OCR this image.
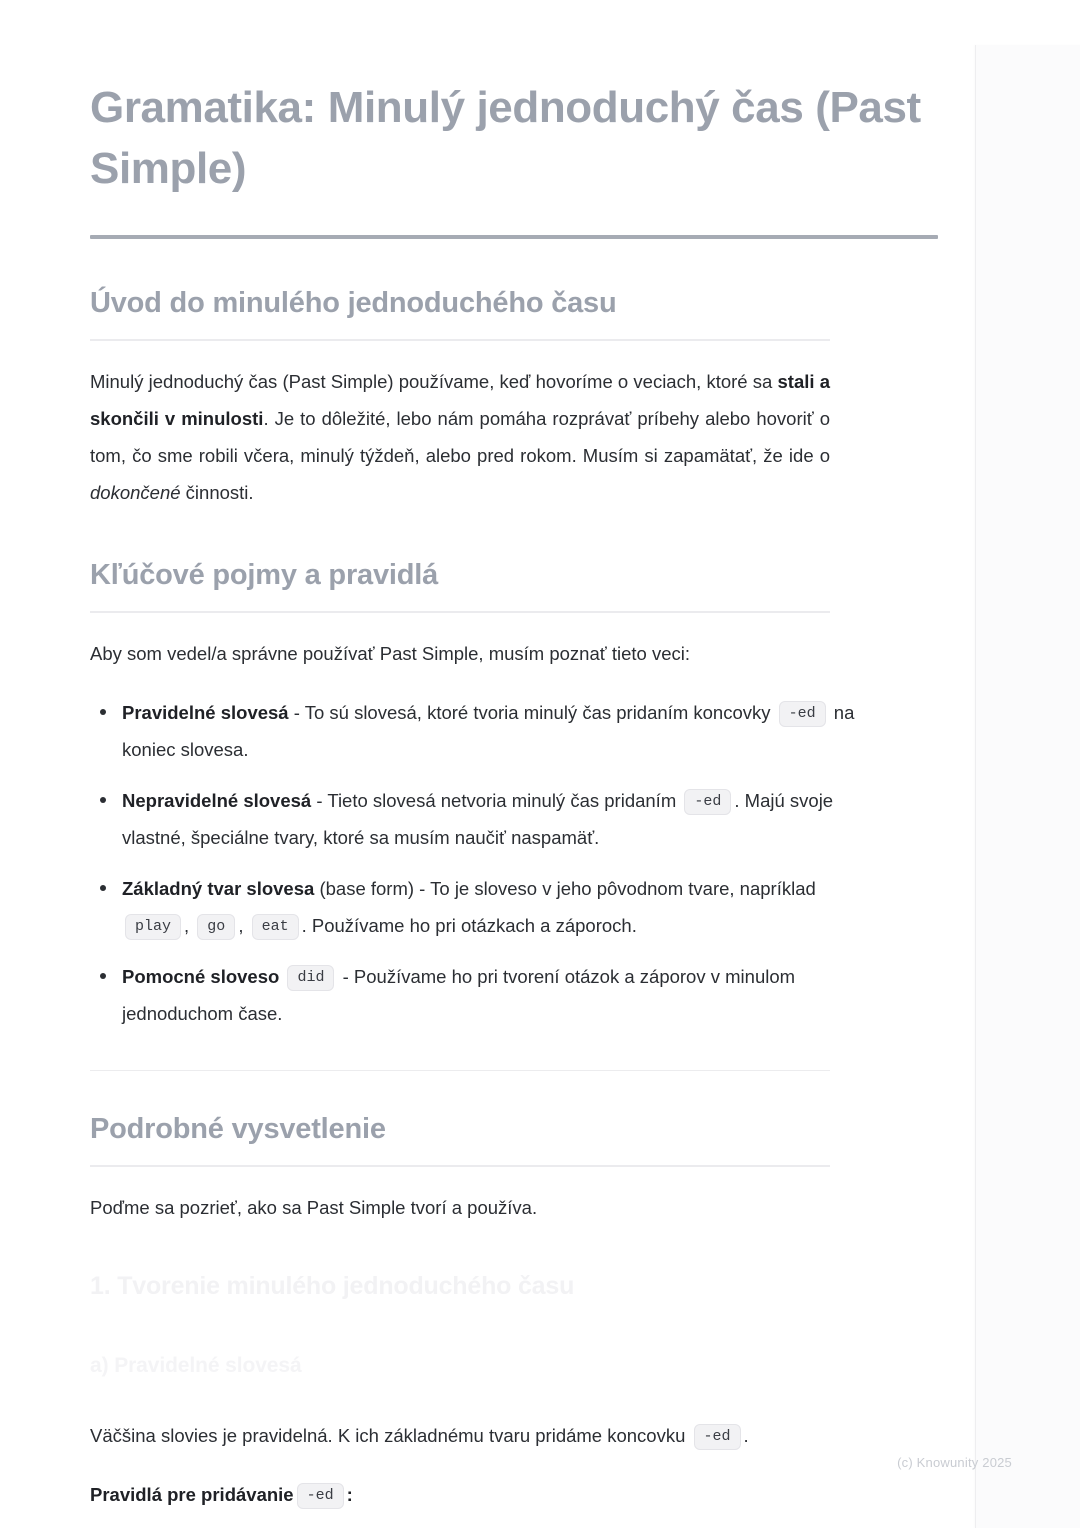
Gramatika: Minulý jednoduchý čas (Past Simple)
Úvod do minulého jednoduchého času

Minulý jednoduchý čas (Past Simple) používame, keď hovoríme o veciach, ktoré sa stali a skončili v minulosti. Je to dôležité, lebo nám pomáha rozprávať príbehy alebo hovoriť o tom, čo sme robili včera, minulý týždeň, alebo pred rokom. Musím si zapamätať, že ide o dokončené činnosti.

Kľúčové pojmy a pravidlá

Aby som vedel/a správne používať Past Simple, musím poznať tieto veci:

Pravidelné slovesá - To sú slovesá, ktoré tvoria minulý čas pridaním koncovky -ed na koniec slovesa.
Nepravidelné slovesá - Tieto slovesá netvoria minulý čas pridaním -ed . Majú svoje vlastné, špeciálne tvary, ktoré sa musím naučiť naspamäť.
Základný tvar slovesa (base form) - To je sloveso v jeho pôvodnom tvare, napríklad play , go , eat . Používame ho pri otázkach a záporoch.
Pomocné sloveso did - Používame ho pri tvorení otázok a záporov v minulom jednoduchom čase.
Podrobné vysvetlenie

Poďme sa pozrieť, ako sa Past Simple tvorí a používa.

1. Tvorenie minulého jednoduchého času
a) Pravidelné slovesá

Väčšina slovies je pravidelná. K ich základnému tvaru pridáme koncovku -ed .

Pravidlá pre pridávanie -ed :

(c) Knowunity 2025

===

Work instructions: Each record must be quoted in full and exactly. Do not include the pictures.

Exercise response:
OCR this image.
Gramatika: Minulý jednoduchý čas (Past Simple)
Úvod do minulého jednoduchého času

Minulý jednoduchý čas (Past Simple) používame, keď hovoríme o veciach, ktoré sa stali a skončili v minulosti. Je to dôležité, lebo nám pomáha rozprávať príbehy alebo hovoriť o tom, čo sme robili včera, minulý týždeň, alebo pred rokom. Musím si zapamätať, že ide o dokončené činnosti.

Kľúčové pojmy a pravidlá

Aby som vedel/a správne používať Past Simple, musím poznať tieto veci:

Pravidelné slovesá - To sú slovesá, ktoré tvoria minulý čas pridaním koncovky -ed na koniec slovesa.
Nepravidelné slovesá - Tieto slovesá netvoria minulý čas pridaním -ed . Majú svoje vlastné, špeciálne tvary, ktoré sa musím naučiť naspamäť.
Základný tvar slovesa (base form) - To je sloveso v jeho pôvodnom tvare, napríklad play , go , eat . Používame ho pri otázkach a záporoch.
Pomocné sloveso did - Používame ho pri tvorení otázok a záporov v minulom jednoduchom čase.
Podrobné vysvetlenie

Poďme sa pozrieť, ako sa Past Simple tvorí a používa.

1. Tvorenie minulého jednoduchého času
a) Pravidelné slovesá

Väčšina slovies je pravidelná. K ich základnému tvaru pridáme koncovku -ed .

Pravidlá pre pridávanie -ed :

(c) Knowunity 2025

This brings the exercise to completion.